Task to carry out - Pull every line holding the word "patients" from the data below and copy it.

Supplied information -
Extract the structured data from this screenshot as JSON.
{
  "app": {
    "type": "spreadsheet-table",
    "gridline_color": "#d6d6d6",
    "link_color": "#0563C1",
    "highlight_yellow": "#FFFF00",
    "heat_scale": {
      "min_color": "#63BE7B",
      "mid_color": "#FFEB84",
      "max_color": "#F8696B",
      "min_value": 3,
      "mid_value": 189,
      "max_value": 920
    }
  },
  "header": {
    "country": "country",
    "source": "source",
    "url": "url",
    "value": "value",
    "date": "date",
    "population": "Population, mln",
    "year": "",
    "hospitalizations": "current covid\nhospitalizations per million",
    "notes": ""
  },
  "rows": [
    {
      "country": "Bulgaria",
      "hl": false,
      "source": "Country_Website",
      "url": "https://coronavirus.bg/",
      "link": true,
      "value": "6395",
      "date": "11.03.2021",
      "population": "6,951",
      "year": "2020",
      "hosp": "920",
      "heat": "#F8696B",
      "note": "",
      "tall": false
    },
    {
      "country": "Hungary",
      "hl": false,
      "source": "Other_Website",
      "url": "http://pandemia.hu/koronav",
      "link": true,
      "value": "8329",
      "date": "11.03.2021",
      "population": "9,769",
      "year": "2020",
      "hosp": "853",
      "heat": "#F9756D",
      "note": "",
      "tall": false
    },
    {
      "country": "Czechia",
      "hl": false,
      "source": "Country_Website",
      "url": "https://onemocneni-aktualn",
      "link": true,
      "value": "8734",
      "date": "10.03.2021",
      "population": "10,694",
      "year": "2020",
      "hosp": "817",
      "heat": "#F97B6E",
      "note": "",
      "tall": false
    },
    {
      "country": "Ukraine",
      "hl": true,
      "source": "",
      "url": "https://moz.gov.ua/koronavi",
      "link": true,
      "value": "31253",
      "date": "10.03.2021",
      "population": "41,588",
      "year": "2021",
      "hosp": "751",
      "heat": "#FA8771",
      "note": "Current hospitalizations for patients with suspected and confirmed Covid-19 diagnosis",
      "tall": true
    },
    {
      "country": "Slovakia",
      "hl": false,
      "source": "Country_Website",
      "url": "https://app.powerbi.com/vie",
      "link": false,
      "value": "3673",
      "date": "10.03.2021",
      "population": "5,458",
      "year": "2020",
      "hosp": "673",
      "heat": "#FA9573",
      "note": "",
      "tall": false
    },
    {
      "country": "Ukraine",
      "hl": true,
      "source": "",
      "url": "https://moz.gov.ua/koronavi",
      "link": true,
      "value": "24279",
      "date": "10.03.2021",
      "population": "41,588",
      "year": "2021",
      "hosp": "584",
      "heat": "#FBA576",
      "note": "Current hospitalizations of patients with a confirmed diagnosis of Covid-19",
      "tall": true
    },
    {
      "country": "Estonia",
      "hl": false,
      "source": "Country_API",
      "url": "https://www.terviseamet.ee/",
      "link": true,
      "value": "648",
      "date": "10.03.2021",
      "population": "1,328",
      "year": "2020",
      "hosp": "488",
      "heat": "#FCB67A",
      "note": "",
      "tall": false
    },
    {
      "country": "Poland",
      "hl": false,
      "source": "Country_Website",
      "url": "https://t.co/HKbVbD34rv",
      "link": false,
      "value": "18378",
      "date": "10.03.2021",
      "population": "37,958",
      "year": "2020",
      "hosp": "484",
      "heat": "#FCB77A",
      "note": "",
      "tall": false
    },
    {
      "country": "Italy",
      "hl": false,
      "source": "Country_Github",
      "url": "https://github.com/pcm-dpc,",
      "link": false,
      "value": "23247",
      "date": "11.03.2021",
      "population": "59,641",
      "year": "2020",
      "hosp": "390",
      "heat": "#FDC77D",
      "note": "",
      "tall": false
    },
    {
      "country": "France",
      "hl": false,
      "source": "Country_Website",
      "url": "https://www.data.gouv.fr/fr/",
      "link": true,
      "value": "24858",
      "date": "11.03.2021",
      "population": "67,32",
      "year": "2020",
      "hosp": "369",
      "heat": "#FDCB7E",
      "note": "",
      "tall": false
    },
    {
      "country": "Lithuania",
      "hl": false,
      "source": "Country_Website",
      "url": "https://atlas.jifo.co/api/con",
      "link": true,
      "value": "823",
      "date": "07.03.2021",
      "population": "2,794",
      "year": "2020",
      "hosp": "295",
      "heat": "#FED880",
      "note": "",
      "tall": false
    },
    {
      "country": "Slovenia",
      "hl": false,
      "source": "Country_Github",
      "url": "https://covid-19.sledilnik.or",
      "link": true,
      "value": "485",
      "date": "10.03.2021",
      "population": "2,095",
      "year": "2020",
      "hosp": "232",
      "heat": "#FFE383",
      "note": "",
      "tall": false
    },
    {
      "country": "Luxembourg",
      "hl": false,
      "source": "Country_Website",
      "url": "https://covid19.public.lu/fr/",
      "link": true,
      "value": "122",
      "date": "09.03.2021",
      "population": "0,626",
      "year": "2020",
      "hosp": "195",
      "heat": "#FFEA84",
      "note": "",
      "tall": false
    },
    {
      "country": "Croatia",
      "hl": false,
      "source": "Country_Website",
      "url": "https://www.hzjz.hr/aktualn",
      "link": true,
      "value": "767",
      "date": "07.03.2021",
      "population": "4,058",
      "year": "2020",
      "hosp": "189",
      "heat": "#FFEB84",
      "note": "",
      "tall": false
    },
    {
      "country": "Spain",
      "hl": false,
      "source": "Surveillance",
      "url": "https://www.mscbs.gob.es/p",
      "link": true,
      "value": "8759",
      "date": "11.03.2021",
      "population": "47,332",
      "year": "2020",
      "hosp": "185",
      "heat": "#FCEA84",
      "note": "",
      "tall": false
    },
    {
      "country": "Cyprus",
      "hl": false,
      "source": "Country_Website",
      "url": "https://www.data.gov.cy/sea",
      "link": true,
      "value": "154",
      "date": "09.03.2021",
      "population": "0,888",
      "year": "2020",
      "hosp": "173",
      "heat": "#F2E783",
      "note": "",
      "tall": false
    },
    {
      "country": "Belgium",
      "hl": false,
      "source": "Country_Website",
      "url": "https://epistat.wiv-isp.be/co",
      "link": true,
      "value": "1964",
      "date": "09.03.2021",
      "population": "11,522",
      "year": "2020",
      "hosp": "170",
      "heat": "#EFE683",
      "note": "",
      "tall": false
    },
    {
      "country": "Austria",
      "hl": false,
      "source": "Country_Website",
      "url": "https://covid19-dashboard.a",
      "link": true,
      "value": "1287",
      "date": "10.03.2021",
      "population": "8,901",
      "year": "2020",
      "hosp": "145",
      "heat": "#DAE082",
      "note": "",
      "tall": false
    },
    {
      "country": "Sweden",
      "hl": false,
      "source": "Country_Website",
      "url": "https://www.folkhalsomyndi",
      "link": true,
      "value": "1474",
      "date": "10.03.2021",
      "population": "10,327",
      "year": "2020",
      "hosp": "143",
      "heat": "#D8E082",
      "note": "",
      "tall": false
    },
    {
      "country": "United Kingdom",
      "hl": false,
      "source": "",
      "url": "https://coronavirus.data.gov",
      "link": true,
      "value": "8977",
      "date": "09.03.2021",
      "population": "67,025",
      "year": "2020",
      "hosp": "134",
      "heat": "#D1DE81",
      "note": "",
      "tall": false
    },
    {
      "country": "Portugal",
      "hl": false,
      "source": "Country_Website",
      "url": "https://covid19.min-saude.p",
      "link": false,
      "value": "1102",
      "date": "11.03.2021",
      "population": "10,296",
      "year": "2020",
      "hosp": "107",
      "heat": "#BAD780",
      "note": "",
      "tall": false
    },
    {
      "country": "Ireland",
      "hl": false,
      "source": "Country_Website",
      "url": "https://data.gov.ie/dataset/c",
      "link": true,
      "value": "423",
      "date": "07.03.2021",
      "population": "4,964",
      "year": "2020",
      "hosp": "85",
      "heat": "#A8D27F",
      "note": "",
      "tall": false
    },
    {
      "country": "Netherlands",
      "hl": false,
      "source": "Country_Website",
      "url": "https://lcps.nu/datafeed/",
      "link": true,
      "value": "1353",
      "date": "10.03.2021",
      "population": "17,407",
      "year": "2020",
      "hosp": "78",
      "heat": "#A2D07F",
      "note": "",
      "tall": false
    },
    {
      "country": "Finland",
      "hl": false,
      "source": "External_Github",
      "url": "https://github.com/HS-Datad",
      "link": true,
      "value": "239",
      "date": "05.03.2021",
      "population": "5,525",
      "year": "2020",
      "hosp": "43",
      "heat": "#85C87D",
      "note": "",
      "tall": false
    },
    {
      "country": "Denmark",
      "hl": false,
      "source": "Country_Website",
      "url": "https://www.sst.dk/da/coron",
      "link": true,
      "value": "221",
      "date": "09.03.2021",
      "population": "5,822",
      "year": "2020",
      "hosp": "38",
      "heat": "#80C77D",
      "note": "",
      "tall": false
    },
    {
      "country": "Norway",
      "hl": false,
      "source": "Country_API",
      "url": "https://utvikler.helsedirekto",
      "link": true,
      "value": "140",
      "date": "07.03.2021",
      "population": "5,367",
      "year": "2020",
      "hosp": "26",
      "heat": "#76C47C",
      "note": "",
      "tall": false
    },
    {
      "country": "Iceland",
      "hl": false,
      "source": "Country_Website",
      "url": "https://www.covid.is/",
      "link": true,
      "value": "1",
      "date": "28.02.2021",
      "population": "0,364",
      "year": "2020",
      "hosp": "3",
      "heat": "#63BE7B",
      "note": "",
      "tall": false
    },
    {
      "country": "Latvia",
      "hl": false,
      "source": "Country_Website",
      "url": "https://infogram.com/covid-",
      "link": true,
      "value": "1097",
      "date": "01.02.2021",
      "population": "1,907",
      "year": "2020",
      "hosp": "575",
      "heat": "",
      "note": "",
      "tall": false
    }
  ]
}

Output for this exercise -
      "note": "Current hospitalizations for patients with suspected and confirmed Covid-19 diagnosis",
      "note": "Current hospitalizations of patients with a confirmed diagnosis of Covid-19",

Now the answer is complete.